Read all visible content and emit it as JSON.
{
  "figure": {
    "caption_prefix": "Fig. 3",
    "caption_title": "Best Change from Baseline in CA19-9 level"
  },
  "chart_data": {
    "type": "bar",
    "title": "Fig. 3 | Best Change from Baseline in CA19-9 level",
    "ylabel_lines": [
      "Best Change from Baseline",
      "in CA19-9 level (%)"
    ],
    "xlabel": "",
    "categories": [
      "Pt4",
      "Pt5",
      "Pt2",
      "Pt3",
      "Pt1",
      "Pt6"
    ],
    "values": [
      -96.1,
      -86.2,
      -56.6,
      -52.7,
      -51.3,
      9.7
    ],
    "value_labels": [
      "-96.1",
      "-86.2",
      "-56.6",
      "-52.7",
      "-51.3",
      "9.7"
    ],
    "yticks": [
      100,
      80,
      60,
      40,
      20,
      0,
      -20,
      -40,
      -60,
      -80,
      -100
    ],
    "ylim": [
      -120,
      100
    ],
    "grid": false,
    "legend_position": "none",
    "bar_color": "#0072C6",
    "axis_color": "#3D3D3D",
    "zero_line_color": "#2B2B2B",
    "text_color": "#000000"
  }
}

==============================

*Required task:* Tally the lines holding the string "Best" and give only the count.

*Exercise output:* 3